YOUR OBJECTIVE: Lines that contain "Lavradio" are to be counted; give only their number.

Items listed in a dataset:
** begin **

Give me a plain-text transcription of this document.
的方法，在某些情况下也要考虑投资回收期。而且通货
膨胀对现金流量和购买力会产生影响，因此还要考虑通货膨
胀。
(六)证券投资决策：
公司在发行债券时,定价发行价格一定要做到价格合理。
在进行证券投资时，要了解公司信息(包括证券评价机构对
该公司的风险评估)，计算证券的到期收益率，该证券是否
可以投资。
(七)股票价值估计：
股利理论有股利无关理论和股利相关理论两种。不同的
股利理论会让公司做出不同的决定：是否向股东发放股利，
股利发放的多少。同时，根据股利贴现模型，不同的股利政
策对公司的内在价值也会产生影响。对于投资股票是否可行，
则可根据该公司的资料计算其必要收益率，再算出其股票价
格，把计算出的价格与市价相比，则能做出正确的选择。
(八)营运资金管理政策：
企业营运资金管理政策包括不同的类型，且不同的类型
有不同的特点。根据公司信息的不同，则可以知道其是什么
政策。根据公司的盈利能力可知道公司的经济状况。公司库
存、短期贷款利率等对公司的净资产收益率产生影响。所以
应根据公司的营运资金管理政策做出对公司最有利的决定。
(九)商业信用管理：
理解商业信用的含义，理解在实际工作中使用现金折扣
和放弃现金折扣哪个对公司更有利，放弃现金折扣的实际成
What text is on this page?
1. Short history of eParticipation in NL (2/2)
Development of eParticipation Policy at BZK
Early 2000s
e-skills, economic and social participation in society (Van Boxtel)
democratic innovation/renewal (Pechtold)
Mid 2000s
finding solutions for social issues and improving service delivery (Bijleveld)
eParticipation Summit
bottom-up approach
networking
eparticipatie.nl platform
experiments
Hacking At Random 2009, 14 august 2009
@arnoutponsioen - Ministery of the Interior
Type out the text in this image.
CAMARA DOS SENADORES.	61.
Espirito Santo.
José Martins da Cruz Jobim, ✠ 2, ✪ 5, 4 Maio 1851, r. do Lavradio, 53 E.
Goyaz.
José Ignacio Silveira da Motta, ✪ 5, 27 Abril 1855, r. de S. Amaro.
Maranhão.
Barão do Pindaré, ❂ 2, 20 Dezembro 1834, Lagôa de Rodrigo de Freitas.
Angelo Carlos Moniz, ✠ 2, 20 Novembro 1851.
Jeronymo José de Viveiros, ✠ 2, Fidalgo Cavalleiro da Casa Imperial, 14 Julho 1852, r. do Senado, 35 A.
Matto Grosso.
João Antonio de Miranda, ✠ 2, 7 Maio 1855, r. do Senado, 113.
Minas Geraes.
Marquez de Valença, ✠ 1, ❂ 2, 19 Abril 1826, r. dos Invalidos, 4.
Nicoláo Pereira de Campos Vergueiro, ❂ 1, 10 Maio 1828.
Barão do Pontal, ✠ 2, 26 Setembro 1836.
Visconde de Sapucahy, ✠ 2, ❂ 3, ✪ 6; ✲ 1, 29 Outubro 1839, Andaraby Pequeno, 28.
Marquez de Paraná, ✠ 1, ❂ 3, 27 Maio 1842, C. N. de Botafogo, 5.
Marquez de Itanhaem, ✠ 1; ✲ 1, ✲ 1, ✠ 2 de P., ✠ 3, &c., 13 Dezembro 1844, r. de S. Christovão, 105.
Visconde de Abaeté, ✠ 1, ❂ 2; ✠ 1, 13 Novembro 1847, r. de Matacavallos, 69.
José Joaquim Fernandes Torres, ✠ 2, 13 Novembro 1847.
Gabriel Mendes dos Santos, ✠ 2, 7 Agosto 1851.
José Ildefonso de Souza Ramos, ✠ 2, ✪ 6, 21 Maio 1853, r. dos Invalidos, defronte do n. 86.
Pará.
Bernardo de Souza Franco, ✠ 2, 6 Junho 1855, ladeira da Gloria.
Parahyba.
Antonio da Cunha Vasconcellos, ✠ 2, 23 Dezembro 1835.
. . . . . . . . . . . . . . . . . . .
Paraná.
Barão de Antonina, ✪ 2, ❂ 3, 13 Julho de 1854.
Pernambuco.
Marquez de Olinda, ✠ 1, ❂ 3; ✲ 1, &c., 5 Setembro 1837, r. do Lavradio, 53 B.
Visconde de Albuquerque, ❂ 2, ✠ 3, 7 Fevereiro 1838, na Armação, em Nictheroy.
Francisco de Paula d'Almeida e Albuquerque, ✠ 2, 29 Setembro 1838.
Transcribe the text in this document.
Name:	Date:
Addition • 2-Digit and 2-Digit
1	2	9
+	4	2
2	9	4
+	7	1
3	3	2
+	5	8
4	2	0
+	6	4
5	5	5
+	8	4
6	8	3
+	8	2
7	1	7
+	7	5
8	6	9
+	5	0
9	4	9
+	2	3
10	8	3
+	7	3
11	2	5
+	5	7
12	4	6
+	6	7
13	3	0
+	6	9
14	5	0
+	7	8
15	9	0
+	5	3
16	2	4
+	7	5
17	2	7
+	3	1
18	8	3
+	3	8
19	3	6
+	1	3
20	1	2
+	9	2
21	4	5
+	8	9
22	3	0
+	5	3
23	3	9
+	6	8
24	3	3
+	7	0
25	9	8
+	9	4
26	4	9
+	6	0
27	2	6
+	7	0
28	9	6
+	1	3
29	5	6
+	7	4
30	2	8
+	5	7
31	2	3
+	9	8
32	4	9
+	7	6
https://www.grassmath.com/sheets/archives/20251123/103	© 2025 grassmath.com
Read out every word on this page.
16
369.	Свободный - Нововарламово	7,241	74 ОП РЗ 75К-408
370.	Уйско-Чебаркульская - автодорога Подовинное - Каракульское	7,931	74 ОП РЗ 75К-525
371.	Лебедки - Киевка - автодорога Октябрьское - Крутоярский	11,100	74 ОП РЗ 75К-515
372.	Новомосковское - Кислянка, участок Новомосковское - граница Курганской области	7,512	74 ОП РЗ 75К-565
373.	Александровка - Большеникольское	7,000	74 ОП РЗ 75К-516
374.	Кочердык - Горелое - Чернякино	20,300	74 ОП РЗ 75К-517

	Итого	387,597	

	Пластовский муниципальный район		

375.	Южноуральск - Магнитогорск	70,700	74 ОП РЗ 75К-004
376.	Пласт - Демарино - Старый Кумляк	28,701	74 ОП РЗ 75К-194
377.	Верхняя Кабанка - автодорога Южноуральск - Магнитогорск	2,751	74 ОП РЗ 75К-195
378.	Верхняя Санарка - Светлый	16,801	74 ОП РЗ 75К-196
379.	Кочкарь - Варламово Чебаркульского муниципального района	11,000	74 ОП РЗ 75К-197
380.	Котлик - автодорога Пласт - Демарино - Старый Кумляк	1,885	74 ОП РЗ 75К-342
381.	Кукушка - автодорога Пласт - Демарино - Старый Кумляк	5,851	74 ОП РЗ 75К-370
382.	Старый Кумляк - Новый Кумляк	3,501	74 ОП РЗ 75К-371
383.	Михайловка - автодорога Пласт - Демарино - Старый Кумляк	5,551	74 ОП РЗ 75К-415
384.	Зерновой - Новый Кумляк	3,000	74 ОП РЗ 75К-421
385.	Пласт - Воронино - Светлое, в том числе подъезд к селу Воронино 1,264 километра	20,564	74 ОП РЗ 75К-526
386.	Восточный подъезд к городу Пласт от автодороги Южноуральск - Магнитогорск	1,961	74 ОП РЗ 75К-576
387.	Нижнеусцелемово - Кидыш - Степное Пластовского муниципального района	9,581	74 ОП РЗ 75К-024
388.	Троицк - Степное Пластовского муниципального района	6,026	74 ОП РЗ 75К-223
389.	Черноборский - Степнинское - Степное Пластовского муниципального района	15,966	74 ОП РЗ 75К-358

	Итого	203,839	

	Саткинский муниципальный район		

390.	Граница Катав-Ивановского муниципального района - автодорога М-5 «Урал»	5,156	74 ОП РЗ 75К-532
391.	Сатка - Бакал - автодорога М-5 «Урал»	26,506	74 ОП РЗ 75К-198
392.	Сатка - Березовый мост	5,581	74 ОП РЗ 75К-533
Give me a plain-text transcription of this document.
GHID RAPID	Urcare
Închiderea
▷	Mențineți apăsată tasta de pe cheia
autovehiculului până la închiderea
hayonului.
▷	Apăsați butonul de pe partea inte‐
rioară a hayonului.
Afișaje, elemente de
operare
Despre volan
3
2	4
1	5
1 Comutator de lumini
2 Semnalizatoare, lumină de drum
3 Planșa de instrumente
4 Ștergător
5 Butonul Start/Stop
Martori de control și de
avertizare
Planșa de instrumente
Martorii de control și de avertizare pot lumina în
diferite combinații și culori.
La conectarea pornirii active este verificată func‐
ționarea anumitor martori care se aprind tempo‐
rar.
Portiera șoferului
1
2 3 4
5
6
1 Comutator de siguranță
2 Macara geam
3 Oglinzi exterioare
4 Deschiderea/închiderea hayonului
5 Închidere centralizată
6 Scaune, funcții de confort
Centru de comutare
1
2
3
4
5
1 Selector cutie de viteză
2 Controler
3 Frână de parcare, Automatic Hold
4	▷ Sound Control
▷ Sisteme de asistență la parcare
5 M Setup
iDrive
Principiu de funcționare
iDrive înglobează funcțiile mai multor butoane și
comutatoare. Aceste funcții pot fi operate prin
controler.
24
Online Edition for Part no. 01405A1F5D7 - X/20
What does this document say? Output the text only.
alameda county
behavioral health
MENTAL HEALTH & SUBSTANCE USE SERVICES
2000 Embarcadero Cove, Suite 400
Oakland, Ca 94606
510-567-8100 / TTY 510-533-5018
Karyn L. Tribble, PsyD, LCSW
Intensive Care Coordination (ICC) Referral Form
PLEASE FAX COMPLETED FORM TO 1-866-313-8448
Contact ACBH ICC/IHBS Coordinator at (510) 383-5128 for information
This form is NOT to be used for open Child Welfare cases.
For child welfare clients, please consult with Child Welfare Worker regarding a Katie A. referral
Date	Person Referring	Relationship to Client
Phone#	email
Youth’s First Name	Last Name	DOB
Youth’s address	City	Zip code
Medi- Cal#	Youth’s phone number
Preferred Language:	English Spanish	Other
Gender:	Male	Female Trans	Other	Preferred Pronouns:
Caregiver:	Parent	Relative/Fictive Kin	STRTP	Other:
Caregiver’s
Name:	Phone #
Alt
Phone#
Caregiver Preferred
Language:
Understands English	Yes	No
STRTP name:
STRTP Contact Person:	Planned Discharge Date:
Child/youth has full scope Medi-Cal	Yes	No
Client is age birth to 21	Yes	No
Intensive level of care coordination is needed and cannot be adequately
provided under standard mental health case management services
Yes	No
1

** end **

RESULT FOR THIS TASK: 2